Do this: Report, word for word, every line of the material that contains "tercera".
____________________
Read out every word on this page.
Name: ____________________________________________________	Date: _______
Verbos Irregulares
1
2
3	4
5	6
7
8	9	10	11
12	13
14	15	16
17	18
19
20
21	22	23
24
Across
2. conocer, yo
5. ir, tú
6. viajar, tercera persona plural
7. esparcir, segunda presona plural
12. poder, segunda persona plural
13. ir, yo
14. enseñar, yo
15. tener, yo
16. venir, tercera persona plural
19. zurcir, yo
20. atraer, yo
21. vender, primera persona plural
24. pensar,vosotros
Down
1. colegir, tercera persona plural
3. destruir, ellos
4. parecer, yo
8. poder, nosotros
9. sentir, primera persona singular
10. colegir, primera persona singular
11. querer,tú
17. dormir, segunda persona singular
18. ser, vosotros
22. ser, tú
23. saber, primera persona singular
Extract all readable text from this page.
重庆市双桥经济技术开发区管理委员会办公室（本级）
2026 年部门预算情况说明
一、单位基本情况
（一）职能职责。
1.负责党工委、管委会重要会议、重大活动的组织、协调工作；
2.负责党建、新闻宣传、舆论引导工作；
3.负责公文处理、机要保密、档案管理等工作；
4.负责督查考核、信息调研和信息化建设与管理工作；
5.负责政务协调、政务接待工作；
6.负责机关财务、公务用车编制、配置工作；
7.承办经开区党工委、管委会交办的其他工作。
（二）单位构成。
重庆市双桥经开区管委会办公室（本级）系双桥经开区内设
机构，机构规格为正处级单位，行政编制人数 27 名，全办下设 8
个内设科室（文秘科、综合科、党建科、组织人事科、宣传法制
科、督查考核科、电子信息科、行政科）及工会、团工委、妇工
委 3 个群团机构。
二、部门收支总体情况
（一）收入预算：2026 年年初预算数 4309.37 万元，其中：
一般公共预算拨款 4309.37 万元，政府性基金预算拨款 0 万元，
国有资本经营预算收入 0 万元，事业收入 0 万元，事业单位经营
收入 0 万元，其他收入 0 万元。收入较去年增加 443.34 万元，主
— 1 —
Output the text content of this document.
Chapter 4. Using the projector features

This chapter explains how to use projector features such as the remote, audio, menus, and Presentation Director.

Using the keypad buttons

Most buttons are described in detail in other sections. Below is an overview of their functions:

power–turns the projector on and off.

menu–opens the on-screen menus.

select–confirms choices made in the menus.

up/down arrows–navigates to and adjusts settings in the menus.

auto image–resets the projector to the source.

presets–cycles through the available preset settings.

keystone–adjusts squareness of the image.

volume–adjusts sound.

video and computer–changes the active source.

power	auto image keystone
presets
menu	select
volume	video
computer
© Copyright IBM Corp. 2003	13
____________________
The result:
6. viajar, tercera persona plural
16. venir, tercera persona plural
1. colegir, tercera persona plural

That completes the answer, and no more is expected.